◆ What to work on: Revise the AWS benchmark post starting with "CPU Mark: 15,680" and going on through "(2 x 40 SSD)", changing "EBS Storage" to "Elastic Block Store".

◆ Page excerpt:
##########

Benchmark Amazon

Amazon AWS LogoAmazon gave me $100 gift card for AWS services a couple months back. As much as I love the concept of cloud the numbers have never worked out for me. My gift card is going to expire soon, so lets burn up some credits by bench-marking some of their AWS EC2 instances.

I’m most interested in CPU and disk performance of various instances since servers do not need high end graphics. All tests were performed on Windows 2012 R2 Standard Edition (64 bit) using PerformanceTest 8.0 software.

The Amazon pricing per hour is for the N. Virginia area, which I believe is cheapest zone they offer.

Instance Type:

c4.large – 8 ECU – 2 vCPU – 3.75gb RAM – $0.193 per Hour

CPU Mark: 2,708
Disk Mark: 787 (EBS Storage)

c4.2xlarge – 31 ECU – 8 vCPU – 15gb RAM – $0.773 per Hour

CPU Mark: 9,485
Disk Mark: 1,017 (EBS Storage)

c4.4xlarge – 30 ECU – 16 vCPU – 30gb RAM – $1.546 per Hour

CPU Mark: 15,680
Disk Mark: 998 (EBS Storage)

c3.xlarge – 14 ECU – 4 vCPU – 7.5gb RAM – 0.376 per Hour

CPU Mark: oops… have to redo this one
Disk Mark: 910 (2 x 40 SSD)

Non Amazon Systems:

Supermicro – XEON L5420x2 – 16gb RAM

CPU Mark: 4,445
Disk Mark: 1,385 (Samsung 840 EVO 120gb)

Crunching The Numbers

Xeon L5420I want to compare prices of running in the cloud to the Dual Xeon L5420 processors, which are available for very cheap on eBay. Perfectly good used servers, slap some new SSD into them stick them in a datacenter and run them until they die.

The closest match offered by Amazon is the c4.2xlarge class machine, which has a CPU mark of 9,485 vs the dual Xeon’s score of 6,734.

The cost to run in the Amazon cloud would cost you $556.56 per month. That is just the machine, it does not include extras such as a load balancer, VPN or bandwidth.

The cost to run a 1/4 rack (10 machines) would be $5,556.60 per month. If you need and entire rack it would cost you $23,375.50 per month.

You can get your cost down quite a bit if you are willing to commit to a long term agreement of 1, 2 or 3 years with Amazon. Once you commit to a specific instance you can’t change, so calculate your usage requirements before committing.

##########

◆ Data:
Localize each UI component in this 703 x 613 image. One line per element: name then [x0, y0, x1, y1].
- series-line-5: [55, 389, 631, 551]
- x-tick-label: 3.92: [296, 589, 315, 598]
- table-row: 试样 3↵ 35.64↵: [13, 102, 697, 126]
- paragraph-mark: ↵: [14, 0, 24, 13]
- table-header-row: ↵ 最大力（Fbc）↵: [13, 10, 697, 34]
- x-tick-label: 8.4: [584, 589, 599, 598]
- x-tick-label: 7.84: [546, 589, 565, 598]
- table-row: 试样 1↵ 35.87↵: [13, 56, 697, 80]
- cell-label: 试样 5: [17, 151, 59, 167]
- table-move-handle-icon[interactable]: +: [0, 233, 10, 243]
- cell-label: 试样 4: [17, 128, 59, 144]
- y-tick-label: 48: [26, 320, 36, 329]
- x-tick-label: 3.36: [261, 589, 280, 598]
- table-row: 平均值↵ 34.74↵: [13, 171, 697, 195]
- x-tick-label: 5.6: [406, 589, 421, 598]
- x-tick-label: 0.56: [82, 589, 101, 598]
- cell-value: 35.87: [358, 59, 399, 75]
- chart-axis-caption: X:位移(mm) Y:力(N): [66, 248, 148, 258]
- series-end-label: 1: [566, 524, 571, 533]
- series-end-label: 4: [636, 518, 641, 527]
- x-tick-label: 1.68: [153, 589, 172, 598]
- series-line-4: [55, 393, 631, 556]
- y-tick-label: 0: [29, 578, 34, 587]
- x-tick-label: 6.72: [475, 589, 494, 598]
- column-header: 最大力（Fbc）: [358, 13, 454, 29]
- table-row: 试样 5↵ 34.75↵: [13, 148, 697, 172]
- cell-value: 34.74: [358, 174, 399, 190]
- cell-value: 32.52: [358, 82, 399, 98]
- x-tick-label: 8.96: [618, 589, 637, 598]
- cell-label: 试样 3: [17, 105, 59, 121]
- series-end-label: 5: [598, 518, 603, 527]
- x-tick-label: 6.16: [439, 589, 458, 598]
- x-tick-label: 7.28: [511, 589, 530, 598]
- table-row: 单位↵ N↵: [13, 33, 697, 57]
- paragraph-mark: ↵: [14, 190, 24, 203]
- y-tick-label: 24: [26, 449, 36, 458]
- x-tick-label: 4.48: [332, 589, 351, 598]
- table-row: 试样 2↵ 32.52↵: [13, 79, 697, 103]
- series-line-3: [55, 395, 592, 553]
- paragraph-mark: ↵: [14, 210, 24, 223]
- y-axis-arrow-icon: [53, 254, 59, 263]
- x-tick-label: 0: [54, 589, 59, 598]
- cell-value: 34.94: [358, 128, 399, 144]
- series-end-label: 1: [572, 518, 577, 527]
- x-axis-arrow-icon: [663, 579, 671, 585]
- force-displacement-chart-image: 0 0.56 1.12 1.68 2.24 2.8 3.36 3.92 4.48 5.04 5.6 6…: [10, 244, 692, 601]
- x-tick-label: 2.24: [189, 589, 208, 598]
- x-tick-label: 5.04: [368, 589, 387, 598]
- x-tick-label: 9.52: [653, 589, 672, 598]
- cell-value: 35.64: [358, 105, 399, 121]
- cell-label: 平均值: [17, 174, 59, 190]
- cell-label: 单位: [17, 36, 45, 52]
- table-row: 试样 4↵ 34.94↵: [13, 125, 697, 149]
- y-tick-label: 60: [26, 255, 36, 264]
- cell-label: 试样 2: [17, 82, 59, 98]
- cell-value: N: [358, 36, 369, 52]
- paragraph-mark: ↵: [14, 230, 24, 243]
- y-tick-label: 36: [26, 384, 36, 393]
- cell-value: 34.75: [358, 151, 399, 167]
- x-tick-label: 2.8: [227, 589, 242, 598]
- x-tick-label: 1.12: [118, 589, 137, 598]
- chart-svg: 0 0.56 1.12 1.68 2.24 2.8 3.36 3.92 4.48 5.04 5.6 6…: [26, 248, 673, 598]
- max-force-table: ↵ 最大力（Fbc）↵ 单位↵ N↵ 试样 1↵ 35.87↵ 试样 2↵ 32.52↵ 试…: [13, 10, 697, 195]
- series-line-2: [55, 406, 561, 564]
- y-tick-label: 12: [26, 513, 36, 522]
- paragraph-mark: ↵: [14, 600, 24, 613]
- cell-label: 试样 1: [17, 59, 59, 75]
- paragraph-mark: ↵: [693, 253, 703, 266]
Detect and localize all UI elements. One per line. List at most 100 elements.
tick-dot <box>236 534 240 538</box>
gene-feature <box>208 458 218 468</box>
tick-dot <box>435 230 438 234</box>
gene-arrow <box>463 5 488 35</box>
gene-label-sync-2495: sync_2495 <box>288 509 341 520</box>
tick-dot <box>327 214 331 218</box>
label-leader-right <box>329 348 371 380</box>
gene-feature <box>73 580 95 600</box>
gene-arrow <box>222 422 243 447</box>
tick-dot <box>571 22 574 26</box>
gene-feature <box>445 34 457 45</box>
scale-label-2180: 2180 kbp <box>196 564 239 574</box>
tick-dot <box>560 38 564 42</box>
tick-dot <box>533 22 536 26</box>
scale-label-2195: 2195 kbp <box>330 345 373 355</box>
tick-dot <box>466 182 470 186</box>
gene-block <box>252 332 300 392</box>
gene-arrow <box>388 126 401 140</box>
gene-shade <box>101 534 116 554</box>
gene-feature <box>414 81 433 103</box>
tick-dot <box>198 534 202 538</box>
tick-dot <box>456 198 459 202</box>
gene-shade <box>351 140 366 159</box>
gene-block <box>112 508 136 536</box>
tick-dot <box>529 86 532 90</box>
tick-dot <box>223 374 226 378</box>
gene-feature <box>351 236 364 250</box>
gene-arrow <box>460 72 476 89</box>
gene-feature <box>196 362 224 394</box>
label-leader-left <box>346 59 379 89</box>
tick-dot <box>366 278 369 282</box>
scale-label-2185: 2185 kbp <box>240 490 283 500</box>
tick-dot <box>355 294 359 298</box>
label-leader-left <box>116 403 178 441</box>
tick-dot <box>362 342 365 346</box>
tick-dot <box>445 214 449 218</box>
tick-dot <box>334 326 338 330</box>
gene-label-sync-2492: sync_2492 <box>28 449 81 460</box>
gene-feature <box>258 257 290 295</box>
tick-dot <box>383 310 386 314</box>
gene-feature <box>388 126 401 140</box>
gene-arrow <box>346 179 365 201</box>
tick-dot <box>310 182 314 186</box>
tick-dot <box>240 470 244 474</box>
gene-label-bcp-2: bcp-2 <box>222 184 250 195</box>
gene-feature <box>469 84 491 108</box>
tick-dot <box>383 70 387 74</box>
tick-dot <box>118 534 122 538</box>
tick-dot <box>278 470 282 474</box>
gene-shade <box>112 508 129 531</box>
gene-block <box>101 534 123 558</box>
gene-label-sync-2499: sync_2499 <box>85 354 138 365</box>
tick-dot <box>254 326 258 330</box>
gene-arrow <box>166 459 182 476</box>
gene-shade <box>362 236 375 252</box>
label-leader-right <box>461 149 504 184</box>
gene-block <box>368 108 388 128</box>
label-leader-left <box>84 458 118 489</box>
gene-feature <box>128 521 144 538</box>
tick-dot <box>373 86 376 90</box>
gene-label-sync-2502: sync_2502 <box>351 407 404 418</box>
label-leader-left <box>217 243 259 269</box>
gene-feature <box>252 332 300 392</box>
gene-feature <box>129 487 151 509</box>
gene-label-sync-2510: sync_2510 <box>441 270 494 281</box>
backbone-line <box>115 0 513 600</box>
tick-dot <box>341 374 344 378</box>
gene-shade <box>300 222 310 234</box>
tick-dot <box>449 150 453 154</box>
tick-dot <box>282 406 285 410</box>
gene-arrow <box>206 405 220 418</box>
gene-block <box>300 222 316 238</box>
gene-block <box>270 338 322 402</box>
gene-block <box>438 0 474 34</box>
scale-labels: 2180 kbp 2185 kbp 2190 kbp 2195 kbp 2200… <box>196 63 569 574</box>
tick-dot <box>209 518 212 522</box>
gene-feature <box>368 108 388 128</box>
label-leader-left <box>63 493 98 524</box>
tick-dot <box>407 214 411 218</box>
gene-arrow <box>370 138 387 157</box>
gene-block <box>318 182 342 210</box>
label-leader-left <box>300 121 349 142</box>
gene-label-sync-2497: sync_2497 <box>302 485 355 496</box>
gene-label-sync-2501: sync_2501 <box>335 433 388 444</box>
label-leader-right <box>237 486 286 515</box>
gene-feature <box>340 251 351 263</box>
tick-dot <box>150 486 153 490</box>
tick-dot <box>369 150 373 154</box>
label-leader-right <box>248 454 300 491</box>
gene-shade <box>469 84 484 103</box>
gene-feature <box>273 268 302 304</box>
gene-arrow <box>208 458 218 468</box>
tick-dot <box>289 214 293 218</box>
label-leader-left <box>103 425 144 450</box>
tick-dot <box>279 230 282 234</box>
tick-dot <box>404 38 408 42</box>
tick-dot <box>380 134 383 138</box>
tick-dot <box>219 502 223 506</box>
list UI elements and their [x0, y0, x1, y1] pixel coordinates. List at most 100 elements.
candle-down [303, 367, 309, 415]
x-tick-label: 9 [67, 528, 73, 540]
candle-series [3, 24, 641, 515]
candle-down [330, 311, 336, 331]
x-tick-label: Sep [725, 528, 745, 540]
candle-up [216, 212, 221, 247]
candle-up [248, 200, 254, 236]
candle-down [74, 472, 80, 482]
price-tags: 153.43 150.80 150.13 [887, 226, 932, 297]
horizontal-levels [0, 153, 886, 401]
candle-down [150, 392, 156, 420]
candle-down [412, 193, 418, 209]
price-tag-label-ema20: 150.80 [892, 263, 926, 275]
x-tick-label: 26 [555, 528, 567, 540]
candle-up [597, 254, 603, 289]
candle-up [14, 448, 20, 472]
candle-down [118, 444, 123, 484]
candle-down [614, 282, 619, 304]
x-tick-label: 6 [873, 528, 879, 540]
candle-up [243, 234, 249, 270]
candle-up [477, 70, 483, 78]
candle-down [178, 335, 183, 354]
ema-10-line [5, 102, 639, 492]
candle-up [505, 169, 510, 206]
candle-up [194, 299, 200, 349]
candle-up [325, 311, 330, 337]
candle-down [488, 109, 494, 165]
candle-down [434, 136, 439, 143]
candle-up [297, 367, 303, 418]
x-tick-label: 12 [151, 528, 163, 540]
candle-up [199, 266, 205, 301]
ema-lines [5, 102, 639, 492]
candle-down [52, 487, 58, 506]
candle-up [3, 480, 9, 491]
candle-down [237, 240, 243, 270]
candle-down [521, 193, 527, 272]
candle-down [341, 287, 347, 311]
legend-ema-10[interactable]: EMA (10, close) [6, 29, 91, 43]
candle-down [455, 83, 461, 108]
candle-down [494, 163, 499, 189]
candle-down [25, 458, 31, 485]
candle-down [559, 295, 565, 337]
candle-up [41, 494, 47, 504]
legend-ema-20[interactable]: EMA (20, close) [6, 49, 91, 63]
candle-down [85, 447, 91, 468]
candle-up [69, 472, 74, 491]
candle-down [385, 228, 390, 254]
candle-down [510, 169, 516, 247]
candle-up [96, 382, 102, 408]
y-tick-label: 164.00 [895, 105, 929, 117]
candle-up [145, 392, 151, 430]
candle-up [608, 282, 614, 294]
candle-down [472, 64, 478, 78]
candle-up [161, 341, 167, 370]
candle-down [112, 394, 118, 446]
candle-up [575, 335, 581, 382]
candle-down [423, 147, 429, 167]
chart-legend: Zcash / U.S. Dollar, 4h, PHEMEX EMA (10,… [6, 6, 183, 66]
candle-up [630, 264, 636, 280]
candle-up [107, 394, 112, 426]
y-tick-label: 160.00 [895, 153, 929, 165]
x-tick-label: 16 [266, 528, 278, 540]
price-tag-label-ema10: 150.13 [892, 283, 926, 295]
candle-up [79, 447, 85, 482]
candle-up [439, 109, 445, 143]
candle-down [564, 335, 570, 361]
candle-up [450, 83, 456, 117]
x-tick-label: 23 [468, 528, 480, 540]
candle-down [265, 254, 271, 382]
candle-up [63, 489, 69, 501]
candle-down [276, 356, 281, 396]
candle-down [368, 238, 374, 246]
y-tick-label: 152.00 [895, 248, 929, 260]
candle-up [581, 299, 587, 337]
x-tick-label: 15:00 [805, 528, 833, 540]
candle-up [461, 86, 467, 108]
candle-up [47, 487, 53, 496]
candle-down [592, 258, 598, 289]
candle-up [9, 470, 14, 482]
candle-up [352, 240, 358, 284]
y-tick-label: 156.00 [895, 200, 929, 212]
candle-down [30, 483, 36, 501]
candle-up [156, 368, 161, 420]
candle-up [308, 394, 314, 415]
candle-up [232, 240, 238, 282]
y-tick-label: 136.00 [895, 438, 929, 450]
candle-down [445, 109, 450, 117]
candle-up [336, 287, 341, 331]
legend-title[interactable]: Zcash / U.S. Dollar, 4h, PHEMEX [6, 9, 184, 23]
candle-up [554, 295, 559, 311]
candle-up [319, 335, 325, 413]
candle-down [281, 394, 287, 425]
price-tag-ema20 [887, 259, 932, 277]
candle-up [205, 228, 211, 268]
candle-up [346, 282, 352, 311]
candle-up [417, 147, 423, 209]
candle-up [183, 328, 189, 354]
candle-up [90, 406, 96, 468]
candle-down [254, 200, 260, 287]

##########

◆ Answer to the problem:
CPU Mark: 15,680
Disk Mark: 998 (Elastic Block Store)

c3.xlarge – 14 ECU – 4 vCPU – 7.5gb RAM – 0.376 per Hour

CPU Mark: oops… have to redo this one
Disk Mark: 910 (2 x 40 SSD)